EXERCISE DATA:
------------------------
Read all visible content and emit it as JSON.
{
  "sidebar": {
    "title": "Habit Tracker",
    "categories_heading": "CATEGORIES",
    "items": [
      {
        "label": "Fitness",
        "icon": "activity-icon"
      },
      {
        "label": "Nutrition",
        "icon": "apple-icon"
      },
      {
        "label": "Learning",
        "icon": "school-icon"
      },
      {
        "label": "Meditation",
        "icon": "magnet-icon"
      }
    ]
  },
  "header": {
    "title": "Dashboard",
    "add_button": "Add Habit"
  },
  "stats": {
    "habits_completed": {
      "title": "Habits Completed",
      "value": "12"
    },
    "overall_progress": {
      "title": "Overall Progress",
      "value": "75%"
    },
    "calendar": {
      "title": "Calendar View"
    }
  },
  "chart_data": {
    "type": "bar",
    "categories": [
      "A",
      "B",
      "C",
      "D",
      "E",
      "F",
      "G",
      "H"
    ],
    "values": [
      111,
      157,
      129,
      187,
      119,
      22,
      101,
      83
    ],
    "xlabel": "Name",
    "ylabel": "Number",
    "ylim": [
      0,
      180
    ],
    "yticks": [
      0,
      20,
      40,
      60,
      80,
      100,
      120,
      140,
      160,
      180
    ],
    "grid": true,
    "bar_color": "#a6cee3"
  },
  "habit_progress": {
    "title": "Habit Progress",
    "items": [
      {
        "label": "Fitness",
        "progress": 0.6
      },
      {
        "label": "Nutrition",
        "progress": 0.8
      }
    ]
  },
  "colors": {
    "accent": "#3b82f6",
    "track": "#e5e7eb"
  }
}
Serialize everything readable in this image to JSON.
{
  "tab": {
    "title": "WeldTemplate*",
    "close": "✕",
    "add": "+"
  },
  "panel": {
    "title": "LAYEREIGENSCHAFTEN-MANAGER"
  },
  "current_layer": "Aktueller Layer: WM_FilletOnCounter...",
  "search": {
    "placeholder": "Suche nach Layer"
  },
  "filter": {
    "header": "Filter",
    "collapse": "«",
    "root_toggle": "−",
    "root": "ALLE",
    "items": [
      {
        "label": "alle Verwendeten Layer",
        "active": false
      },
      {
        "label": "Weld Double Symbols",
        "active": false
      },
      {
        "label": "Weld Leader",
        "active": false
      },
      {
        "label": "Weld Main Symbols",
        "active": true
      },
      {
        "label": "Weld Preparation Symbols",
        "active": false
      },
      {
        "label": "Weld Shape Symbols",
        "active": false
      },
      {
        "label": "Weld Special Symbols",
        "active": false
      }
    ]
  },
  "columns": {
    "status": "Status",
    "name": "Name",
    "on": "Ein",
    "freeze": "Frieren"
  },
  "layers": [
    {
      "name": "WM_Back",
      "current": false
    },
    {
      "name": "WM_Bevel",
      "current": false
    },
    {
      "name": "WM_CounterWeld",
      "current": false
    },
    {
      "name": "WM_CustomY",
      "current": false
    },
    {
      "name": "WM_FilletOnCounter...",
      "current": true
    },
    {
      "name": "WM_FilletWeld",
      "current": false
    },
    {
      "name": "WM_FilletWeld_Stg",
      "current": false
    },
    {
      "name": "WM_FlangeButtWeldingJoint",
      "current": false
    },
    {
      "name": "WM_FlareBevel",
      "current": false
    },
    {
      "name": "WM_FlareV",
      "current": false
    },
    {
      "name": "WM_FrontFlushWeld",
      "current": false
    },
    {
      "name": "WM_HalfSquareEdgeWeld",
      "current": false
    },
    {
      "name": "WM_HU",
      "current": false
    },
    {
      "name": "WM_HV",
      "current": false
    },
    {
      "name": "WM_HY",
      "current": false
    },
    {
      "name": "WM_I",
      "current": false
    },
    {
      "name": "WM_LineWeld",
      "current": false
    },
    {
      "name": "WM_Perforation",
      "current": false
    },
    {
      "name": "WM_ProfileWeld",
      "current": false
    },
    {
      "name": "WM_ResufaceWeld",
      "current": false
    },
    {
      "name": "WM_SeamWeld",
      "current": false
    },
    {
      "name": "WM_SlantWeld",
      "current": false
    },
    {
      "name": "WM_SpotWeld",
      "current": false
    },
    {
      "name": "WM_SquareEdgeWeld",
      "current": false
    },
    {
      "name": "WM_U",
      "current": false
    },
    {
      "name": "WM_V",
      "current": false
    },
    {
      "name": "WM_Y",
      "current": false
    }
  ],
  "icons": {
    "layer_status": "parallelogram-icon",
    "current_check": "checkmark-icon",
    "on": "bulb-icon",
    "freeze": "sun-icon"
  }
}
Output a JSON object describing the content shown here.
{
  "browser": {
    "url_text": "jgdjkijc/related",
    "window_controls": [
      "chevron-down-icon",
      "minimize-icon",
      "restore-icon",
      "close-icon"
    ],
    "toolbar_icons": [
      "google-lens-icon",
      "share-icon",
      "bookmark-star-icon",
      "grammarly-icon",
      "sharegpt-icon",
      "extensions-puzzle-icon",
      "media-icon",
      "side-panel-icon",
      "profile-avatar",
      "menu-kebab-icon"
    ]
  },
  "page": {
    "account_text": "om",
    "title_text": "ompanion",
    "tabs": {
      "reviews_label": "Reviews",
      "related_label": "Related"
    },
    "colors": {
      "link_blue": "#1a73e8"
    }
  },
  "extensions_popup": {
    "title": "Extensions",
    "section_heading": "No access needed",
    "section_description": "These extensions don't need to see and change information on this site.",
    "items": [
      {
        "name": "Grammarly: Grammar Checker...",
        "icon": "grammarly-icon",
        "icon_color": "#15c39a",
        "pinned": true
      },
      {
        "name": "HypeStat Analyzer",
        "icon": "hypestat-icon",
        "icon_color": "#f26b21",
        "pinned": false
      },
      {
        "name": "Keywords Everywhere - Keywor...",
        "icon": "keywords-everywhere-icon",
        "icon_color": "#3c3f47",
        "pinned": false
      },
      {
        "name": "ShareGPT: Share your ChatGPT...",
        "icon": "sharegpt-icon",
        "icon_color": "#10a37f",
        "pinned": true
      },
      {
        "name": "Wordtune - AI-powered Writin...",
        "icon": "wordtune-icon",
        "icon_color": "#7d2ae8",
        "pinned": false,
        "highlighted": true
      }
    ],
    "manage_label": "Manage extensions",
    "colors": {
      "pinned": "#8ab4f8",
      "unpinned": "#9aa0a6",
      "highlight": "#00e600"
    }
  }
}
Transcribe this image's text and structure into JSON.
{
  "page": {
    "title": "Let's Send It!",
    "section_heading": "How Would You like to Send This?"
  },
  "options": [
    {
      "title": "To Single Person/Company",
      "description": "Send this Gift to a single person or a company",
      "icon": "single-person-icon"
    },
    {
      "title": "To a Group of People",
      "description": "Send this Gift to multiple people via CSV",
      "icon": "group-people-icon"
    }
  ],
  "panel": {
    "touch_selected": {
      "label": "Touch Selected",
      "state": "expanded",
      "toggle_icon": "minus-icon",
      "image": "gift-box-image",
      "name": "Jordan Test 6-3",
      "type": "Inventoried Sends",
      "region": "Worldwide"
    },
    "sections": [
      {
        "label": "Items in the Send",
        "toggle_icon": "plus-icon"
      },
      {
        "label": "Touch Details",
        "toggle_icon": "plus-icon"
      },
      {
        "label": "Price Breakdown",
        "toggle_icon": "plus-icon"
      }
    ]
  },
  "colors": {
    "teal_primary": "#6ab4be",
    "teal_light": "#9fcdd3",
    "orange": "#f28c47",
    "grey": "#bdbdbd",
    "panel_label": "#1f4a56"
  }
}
------------------------
AIM: Here, the records must be output exactly and in full.

TASK OUTPUT:
Read all visible content and emit it as JSON.
{
  "sidebar": {
    "title": "Habit Tracker",
    "categories_heading": "CATEGORIES",
    "items": [
      {
        "label": "Fitness",
        "icon": "activity-icon"
      },
      {
        "label": "Nutrition",
        "icon": "apple-icon"
      },
      {
        "label": "Learning",
        "icon": "school-icon"
      },
      {
        "label": "Meditation",
        "icon": "magnet-icon"
      }
    ]
  },
  "header": {
    "title": "Dashboard",
    "add_button": "Add Habit"
  },
  "stats": {
    "habits_completed": {
      "title": "Habits Completed",
      "value": "12"
    },
    "overall_progress": {
      "title": "Overall Progress",
      "value": "75%"
    },
    "calendar": {
      "title": "Calendar View"
    }
  },
  "chart_data": {
    "type": "bar",
    "categories": [
      "A",
      "B",
      "C",
      "D",
      "E",
      "F",
      "G",
      "H"
    ],
    "values": [
      111,
      157,
      129,
      187,
      119,
      22,
      101,
      83
    ],
    "xlabel": "Name",
    "ylabel": "Number",
    "ylim": [
      0,
      180
    ],
    "yticks": [
      0,
      20,
      40,
      60,
      80,
      100,
      120,
      140,
      160,
      180
    ],
    "grid": true,
    "bar_color": "#a6cee3"
  },
  "habit_progress": {
    "title": "Habit Progress",
    "items": [
      {
        "label": "Fitness",
        "progress": 0.6
      },
      {
        "label": "Nutrition",
        "progress": 0.8
      }
    ]
  },
  "colors": {
    "accent": "#3b82f6",
    "track": "#e5e7eb"
  }
}
Serialize everything readable in this image to JSON.
{
  "tab": {
    "title": "WeldTemplate*",
    "close": "✕",
    "add": "+"
  },
  "panel": {
    "title": "LAYEREIGENSCHAFTEN-MANAGER"
  },
  "current_layer": "Aktueller Layer: WM_FilletOnCounter...",
  "search": {
    "placeholder": "Suche nach Layer"
  },
  "filter": {
    "header": "Filter",
    "collapse": "«",
    "root_toggle": "−",
    "root": "ALLE",
    "items": [
      {
        "label": "alle Verwendeten Layer",
        "active": false
      },
      {
        "label": "Weld Double Symbols",
        "active": false
      },
      {
        "label": "Weld Leader",
        "active": false
      },
      {
        "label": "Weld Main Symbols",
        "active": true
      },
      {
        "label": "Weld Preparation Symbols",
        "active": false
      },
      {
        "label": "Weld Shape Symbols",
        "active": false
      },
      {
        "label": "Weld Special Symbols",
        "active": false
      }
    ]
  },
  "columns": {
    "status": "Status",
    "name": "Name",
    "on": "Ein",
    "freeze": "Frieren"
  },
  "layers": [
    {
      "name": "WM_Back",
      "current": false
    },
    {
      "name": "WM_Bevel",
      "current": false
    },
    {
      "name": "WM_CounterWeld",
      "current": false
    },
    {
      "name": "WM_CustomY",
      "current": false
    },
    {
      "name": "WM_FilletOnCounter...",
      "current": true
    },
    {
      "name": "WM_FilletWeld",
      "current": false
    },
    {
      "name": "WM_FilletWeld_Stg",
      "current": false
    },
    {
      "name": "WM_FlangeButtWeldingJoint",
      "current": false
    },
    {
      "name": "WM_FlareBevel",
      "current": false
    },
    {
      "name": "WM_FlareV",
      "current": false
    },
    {
      "name": "WM_FrontFlushWeld",
      "current": false
    },
    {
      "name": "WM_HalfSquareEdgeWeld",
      "current": false
    },
    {
      "name": "WM_HU",
      "current": false
    },
    {
      "name": "WM_HV",
      "current": false
    },
    {
      "name": "WM_HY",
      "current": false
    },
    {
      "name": "WM_I",
      "current": false
    },
    {
      "name": "WM_LineWeld",
      "current": false
    },
    {
      "name": "WM_Perforation",
      "current": false
    },
    {
      "name": "WM_ProfileWeld",
      "current": false
    },
    {
      "name": "WM_ResufaceWeld",
      "current": false
    },
    {
      "name": "WM_SeamWeld",
      "current": false
    },
    {
      "name": "WM_SlantWeld",
      "current": false
    },
    {
      "name": "WM_SpotWeld",
      "current": false
    },
    {
      "name": "WM_SquareEdgeWeld",
      "current": false
    },
    {
      "name": "WM_U",
      "current": false
    },
    {
      "name": "WM_V",
      "current": false
    },
    {
      "name": "WM_Y",
      "current": false
    }
  ],
  "icons": {
    "layer_status": "parallelogram-icon",
    "current_check": "checkmark-icon",
    "on": "bulb-icon",
    "freeze": "sun-icon"
  }
}
Output a JSON object describing the content shown here.
{
  "browser": {
    "url_text": "jgdjkijc/related",
    "window_controls": [
      "chevron-down-icon",
      "minimize-icon",
      "restore-icon",
      "close-icon"
    ],
    "toolbar_icons": [
      "google-lens-icon",
      "share-icon",
      "bookmark-star-icon",
      "grammarly-icon",
      "sharegpt-icon",
      "extensions-puzzle-icon",
      "media-icon",
      "side-panel-icon",
      "profile-avatar",
      "menu-kebab-icon"
    ]
  },
  "page": {
    "account_text": "om",
    "title_text": "ompanion",
    "tabs": {
      "reviews_label": "Reviews",
      "related_label": "Related"
    },
    "colors": {
      "link_blue": "#1a73e8"
    }
  },
  "extensions_popup": {
    "title": "Extensions",
    "section_heading": "No access needed",
    "section_description": "These extensions don't need to see and change information on this site.",
    "items": [
      {
        "name": "Grammarly: Grammar Checker...",
        "icon": "grammarly-icon",
        "icon_color": "#15c39a",
        "pinned": true
      },
      {
        "name": "HypeStat Analyzer",
        "icon": "hypestat-icon",
        "icon_color": "#f26b21",
        "pinned": false
      },
      {
        "name": "Keywords Everywhere - Keywor...",
        "icon": "keywords-everywhere-icon",
        "icon_color": "#3c3f47",
        "pinned": false
      },
      {
        "name": "ShareGPT: Share your ChatGPT...",
        "icon": "sharegpt-icon",
        "icon_color": "#10a37f",
        "pinned": true
      },
      {
        "name": "Wordtune - AI-powered Writin...",
        "icon": "wordtune-icon",
        "icon_color": "#7d2ae8",
        "pinned": false,
        "highlighted": true
      }
    ],
    "manage_label": "Manage extensions",
    "colors": {
      "pinned": "#8ab4f8",
      "unpinned": "#9aa0a6",
      "highlight": "#00e600"
    }
  }
}
Transcribe this image's text and structure into JSON.
{
  "page": {
    "title": "Let's Send It!",
    "section_heading": "How Would You like to Send This?"
  },
  "options": [
    {
      "title": "To Single Person/Company",
      "description": "Send this Gift to a single person or a company",
      "icon": "single-person-icon"
    },
    {
      "title": "To a Group of People",
      "description": "Send this Gift to multiple people via CSV",
      "icon": "group-people-icon"
    }
  ],
  "panel": {
    "touch_selected": {
      "label": "Touch Selected",
      "state": "expanded",
      "toggle_icon": "minus-icon",
      "image": "gift-box-image",
      "name": "Jordan Test 6-3",
      "type": "Inventoried Sends",
      "region": "Worldwide"
    },
    "sections": [
      {
        "label": "Items in the Send",
        "toggle_icon": "plus-icon"
      },
      {
        "label": "Touch Details",
        "toggle_icon": "plus-icon"
      },
      {
        "label": "Price Breakdown",
        "toggle_icon": "plus-icon"
      }
    ]
  },
  "colors": {
    "teal_primary": "#6ab4be",
    "teal_light": "#9fcdd3",
    "orange": "#f28c47",
    "grey": "#bdbdbd",
    "panel_label": "#1f4a56"
  }
}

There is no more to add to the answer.